• [WHAT YOU ARE ASKED TO DO] Comb through the entries for "Alcohol" and pull out each line that holds it.

• [DATA RECORDS]
____________

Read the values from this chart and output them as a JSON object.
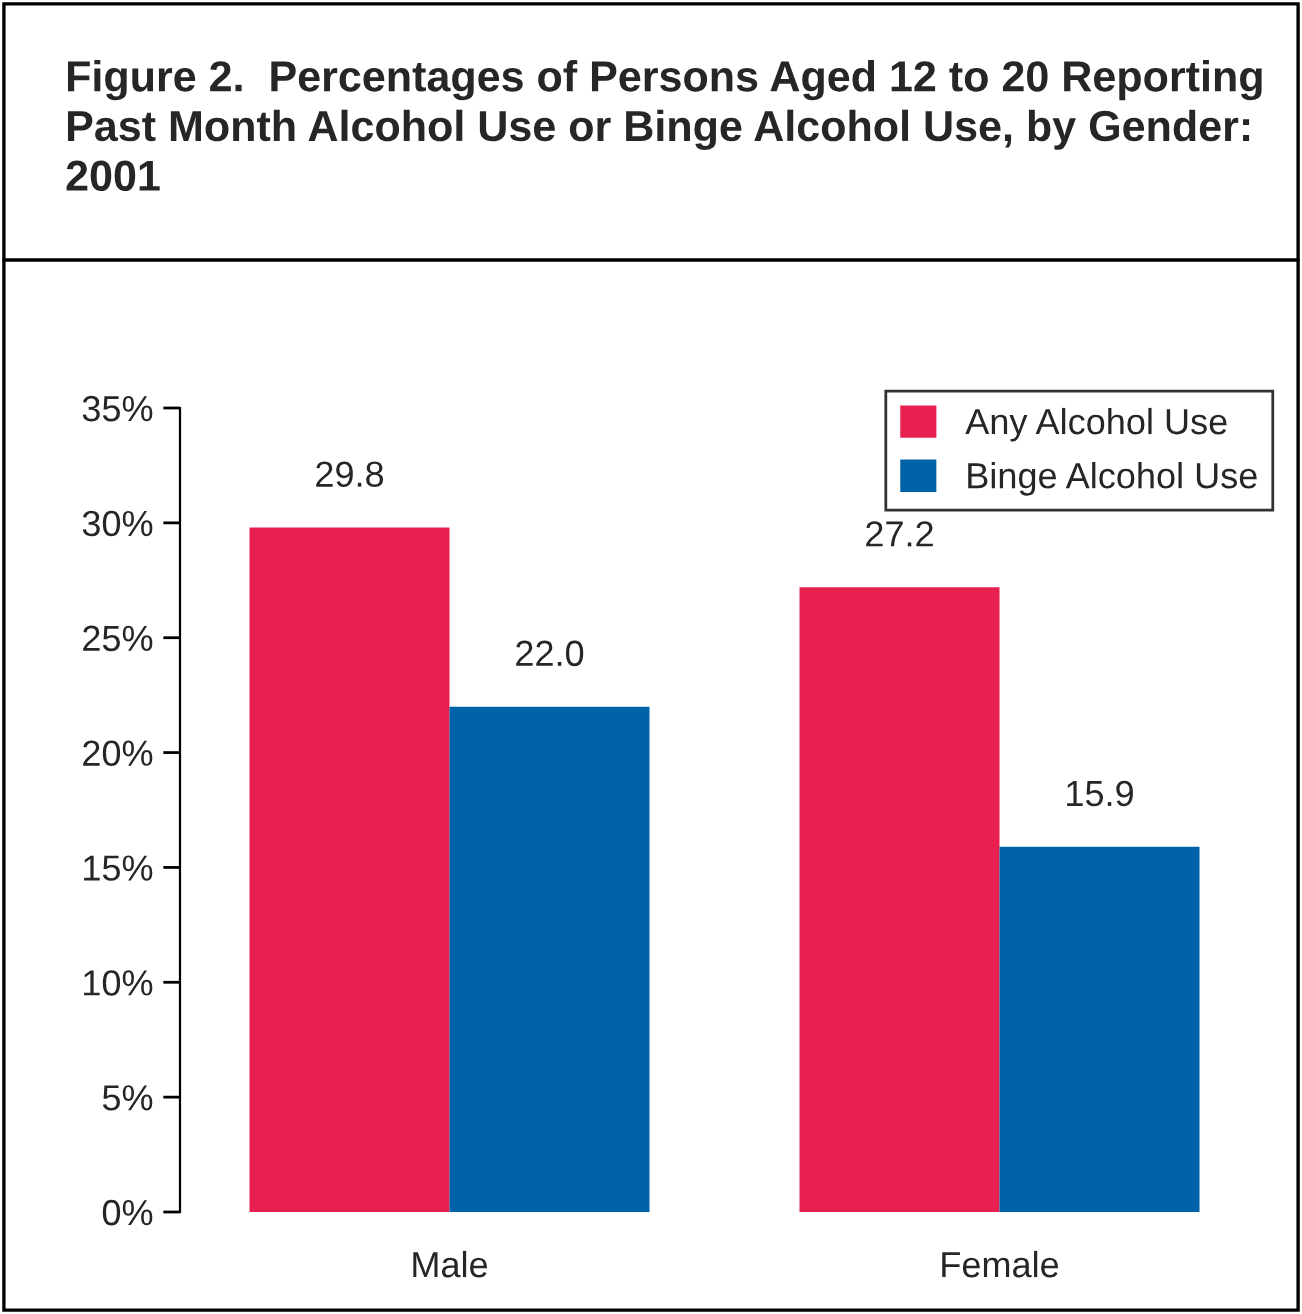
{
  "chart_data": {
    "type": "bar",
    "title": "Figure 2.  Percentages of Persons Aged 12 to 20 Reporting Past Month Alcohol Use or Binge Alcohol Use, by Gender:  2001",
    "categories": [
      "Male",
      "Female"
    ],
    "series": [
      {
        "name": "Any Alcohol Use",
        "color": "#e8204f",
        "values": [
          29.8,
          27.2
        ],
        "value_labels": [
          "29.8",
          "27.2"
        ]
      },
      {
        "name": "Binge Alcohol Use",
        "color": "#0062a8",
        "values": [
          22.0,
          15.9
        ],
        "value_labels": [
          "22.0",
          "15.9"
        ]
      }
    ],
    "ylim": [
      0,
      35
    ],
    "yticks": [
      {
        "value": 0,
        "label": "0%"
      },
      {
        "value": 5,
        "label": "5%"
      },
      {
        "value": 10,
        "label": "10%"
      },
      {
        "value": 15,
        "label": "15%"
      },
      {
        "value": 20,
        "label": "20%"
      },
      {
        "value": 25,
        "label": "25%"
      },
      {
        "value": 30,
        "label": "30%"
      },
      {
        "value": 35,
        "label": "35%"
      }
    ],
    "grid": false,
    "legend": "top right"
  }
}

____________

• [THE COMPLETED TASK]
    "title": "Figure 2.  Percentages of Persons Aged 12 to 20 Reporting Past Month Alcohol Use or Binge Alcohol Use, by Gender:  2001",
        "name": "Any Alcohol Use",
        "name": "Binge Alcohol Use",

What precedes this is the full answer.